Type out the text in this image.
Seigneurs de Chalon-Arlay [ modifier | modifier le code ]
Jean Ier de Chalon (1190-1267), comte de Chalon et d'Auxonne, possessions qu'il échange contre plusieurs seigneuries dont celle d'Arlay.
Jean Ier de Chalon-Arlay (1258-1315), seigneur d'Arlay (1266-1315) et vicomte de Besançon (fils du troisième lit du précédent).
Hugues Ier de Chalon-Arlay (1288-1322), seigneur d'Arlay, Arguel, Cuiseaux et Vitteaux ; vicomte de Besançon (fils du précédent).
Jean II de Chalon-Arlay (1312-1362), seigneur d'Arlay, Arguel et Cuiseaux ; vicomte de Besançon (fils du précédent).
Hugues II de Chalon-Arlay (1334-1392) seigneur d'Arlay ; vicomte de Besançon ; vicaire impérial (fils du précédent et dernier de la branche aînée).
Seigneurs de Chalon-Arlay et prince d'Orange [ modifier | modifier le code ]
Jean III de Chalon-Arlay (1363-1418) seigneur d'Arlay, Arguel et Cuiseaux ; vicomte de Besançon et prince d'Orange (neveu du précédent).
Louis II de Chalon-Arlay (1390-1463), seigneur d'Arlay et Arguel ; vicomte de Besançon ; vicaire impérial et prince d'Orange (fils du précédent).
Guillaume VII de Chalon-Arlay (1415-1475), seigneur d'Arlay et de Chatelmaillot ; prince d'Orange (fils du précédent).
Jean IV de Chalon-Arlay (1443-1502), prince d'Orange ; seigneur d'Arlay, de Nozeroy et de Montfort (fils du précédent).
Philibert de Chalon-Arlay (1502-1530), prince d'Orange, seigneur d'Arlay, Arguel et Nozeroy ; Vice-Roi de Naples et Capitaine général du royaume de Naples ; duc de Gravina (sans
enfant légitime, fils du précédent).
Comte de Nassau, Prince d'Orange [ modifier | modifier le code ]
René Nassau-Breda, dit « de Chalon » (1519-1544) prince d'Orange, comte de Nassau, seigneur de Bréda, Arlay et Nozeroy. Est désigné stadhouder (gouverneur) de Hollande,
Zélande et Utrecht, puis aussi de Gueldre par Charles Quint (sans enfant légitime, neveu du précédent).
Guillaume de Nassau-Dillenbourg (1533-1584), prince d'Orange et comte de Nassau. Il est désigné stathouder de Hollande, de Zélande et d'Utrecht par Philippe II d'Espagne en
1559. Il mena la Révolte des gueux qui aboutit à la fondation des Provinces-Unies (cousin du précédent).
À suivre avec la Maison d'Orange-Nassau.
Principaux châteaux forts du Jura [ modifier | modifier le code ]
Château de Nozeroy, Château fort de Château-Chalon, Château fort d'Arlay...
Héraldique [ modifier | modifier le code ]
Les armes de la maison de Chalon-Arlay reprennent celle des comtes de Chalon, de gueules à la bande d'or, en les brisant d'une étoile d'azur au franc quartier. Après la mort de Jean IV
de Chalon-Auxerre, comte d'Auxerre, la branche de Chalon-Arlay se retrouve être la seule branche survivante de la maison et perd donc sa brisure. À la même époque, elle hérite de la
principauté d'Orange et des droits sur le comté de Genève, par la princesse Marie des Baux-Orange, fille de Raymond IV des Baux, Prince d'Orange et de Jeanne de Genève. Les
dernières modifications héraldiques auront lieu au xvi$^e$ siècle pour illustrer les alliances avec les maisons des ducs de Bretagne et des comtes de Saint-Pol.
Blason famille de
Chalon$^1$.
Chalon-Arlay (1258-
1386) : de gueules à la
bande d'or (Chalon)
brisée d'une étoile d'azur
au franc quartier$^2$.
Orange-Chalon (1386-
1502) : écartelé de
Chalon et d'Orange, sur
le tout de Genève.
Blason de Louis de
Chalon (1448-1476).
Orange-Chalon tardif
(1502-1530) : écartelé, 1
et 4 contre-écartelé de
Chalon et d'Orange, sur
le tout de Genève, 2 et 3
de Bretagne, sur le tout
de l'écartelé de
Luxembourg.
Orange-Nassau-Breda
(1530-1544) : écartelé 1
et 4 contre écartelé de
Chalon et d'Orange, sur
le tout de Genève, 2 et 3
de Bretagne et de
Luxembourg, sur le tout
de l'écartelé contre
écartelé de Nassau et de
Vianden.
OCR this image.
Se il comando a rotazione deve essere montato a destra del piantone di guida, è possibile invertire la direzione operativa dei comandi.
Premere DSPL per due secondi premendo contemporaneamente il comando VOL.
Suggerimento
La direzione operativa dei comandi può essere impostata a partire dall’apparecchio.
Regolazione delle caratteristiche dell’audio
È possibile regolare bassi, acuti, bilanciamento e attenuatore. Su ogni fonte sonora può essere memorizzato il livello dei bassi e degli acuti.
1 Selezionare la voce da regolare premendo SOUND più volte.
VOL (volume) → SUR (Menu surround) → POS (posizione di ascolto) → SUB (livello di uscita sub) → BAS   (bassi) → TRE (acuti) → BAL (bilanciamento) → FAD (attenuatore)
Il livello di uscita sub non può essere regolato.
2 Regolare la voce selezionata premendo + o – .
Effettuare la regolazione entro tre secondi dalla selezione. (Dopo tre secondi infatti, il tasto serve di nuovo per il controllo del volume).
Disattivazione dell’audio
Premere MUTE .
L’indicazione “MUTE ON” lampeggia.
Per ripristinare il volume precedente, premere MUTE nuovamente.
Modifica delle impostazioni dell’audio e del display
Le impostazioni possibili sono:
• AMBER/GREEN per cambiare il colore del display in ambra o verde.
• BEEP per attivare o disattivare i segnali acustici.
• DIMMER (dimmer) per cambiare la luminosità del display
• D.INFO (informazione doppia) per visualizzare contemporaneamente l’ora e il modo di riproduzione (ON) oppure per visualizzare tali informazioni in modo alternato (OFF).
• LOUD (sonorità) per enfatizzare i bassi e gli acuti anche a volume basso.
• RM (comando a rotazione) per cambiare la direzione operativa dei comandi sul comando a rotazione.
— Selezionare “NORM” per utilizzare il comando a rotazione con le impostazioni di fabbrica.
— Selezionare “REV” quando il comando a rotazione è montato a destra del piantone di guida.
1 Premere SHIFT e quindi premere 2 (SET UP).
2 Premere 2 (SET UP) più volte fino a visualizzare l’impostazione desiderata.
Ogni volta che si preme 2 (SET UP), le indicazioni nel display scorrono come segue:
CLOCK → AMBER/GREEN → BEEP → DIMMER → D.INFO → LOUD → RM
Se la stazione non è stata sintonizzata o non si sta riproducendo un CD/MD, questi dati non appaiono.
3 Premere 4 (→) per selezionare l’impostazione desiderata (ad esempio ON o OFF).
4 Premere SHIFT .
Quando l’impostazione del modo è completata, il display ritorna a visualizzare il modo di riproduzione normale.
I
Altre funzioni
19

________________________

• **What you will do**:
Print every entry exactly as written.

• **Task output**:
Type out the text in this image.
Seigneurs de Chalon-Arlay [ modifier | modifier le code ]
Jean Ier de Chalon (1190-1267), comte de Chalon et d'Auxonne, possessions qu'il échange contre plusieurs seigneuries dont celle d'Arlay.
Jean Ier de Chalon-Arlay (1258-1315), seigneur d'Arlay (1266-1315) et vicomte de Besançon (fils du troisième lit du précédent).
Hugues Ier de Chalon-Arlay (1288-1322), seigneur d'Arlay, Arguel, Cuiseaux et Vitteaux ; vicomte de Besançon (fils du précédent).
Jean II de Chalon-Arlay (1312-1362), seigneur d'Arlay, Arguel et Cuiseaux ; vicomte de Besançon (fils du précédent).
Hugues II de Chalon-Arlay (1334-1392) seigneur d'Arlay ; vicomte de Besançon ; vicaire impérial (fils du précédent et dernier de la branche aînée).
Seigneurs de Chalon-Arlay et prince d'Orange [ modifier | modifier le code ]
Jean III de Chalon-Arlay (1363-1418) seigneur d'Arlay, Arguel et Cuiseaux ; vicomte de Besançon et prince d'Orange (neveu du précédent).
Louis II de Chalon-Arlay (1390-1463), seigneur d'Arlay et Arguel ; vicomte de Besançon ; vicaire impérial et prince d'Orange (fils du précédent).
Guillaume VII de Chalon-Arlay (1415-1475), seigneur d'Arlay et de Chatelmaillot ; prince d'Orange (fils du précédent).
Jean IV de Chalon-Arlay (1443-1502), prince d'Orange ; seigneur d'Arlay, de Nozeroy et de Montfort (fils du précédent).
Philibert de Chalon-Arlay (1502-1530), prince d'Orange, seigneur d'Arlay, Arguel et Nozeroy ; Vice-Roi de Naples et Capitaine général du royaume de Naples ; duc de Gravina (sans
enfant légitime, fils du précédent).
Comte de Nassau, Prince d'Orange [ modifier | modifier le code ]
René Nassau-Breda, dit « de Chalon » (1519-1544) prince d'Orange, comte de Nassau, seigneur de Bréda, Arlay et Nozeroy. Est désigné stadhouder (gouverneur) de Hollande,
Zélande et Utrecht, puis aussi de Gueldre par Charles Quint (sans enfant légitime, neveu du précédent).
Guillaume de Nassau-Dillenbourg (1533-1584), prince d'Orange et comte de Nassau. Il est désigné stathouder de Hollande, de Zélande et d'Utrecht par Philippe II d'Espagne en
1559. Il mena la Révolte des gueux qui aboutit à la fondation des Provinces-Unies (cousin du précédent).
À suivre avec la Maison d'Orange-Nassau.
Principaux châteaux forts du Jura [ modifier | modifier le code ]
Château de Nozeroy, Château fort de Château-Chalon, Château fort d'Arlay...
Héraldique [ modifier | modifier le code ]
Les armes de la maison de Chalon-Arlay reprennent celle des comtes de Chalon, de gueules à la bande d'or, en les brisant d'une étoile d'azur au franc quartier. Après la mort de Jean IV
de Chalon-Auxerre, comte d'Auxerre, la branche de Chalon-Arlay se retrouve être la seule branche survivante de la maison et perd donc sa brisure. À la même époque, elle hérite de la
principauté d'Orange et des droits sur le comté de Genève, par la princesse Marie des Baux-Orange, fille de Raymond IV des Baux, Prince d'Orange et de Jeanne de Genève. Les
dernières modifications héraldiques auront lieu au xvi$^e$ siècle pour illustrer les alliances avec les maisons des ducs de Bretagne et des comtes de Saint-Pol.
Blason famille de
Chalon$^1$.
Chalon-Arlay (1258-
1386) : de gueules à la
bande d'or (Chalon)
brisée d'une étoile d'azur
au franc quartier$^2$.
Orange-Chalon (1386-
1502) : écartelé de
Chalon et d'Orange, sur
le tout de Genève.
Blason de Louis de
Chalon (1448-1476).
Orange-Chalon tardif
(1502-1530) : écartelé, 1
et 4 contre-écartelé de
Chalon et d'Orange, sur
le tout de Genève, 2 et 3
de Bretagne, sur le tout
de l'écartelé de
Luxembourg.
Orange-Nassau-Breda
(1530-1544) : écartelé 1
et 4 contre écartelé de
Chalon et d'Orange, sur
le tout de Genève, 2 et 3
de Bretagne et de
Luxembourg, sur le tout
de l'écartelé contre
écartelé de Nassau et de
Vianden.
OCR this image.
Se il comando a rotazione deve essere montato a destra del piantone di guida, è possibile invertire la direzione operativa dei comandi.
Premere DSPL per due secondi premendo contemporaneamente il comando VOL.
Suggerimento
La direzione operativa dei comandi può essere impostata a partire dall’apparecchio.
Regolazione delle caratteristiche dell’audio
È possibile regolare bassi, acuti, bilanciamento e attenuatore. Su ogni fonte sonora può essere memorizzato il livello dei bassi e degli acuti.
1 Selezionare la voce da regolare premendo SOUND più volte.
VOL (volume) → SUR (Menu surround) → POS (posizione di ascolto) → SUB (livello di uscita sub) → BAS   (bassi) → TRE (acuti) → BAL (bilanciamento) → FAD (attenuatore)
Il livello di uscita sub non può essere regolato.
2 Regolare la voce selezionata premendo + o – .
Effettuare la regolazione entro tre secondi dalla selezione. (Dopo tre secondi infatti, il tasto serve di nuovo per il controllo del volume).
Disattivazione dell’audio
Premere MUTE .
L’indicazione “MUTE ON” lampeggia.
Per ripristinare il volume precedente, premere MUTE nuovamente.
Modifica delle impostazioni dell’audio e del display
Le impostazioni possibili sono:
• AMBER/GREEN per cambiare il colore del display in ambra o verde.
• BEEP per attivare o disattivare i segnali acustici.
• DIMMER (dimmer) per cambiare la luminosità del display
• D.INFO (informazione doppia) per visualizzare contemporaneamente l’ora e il modo di riproduzione (ON) oppure per visualizzare tali informazioni in modo alternato (OFF).
• LOUD (sonorità) per enfatizzare i bassi e gli acuti anche a volume basso.
• RM (comando a rotazione) per cambiare la direzione operativa dei comandi sul comando a rotazione.
— Selezionare “NORM” per utilizzare il comando a rotazione con le impostazioni di fabbrica.
— Selezionare “REV” quando il comando a rotazione è montato a destra del piantone di guida.
1 Premere SHIFT e quindi premere 2 (SET UP).
2 Premere 2 (SET UP) più volte fino a visualizzare l’impostazione desiderata.
Ogni volta che si preme 2 (SET UP), le indicazioni nel display scorrono come segue:
CLOCK → AMBER/GREEN → BEEP → DIMMER → D.INFO → LOUD → RM
Se la stazione non è stata sintonizzata o non si sta riproducendo un CD/MD, questi dati non appaiono.
3 Premere 4 (→) per selezionare l’impostazione desiderata (ad esempio ON o OFF).
4 Premere SHIFT .
Quando l’impostazione del modo è completata, il display ritorna a visualizzare il modo di riproduzione normale.
I
Altre funzioni
19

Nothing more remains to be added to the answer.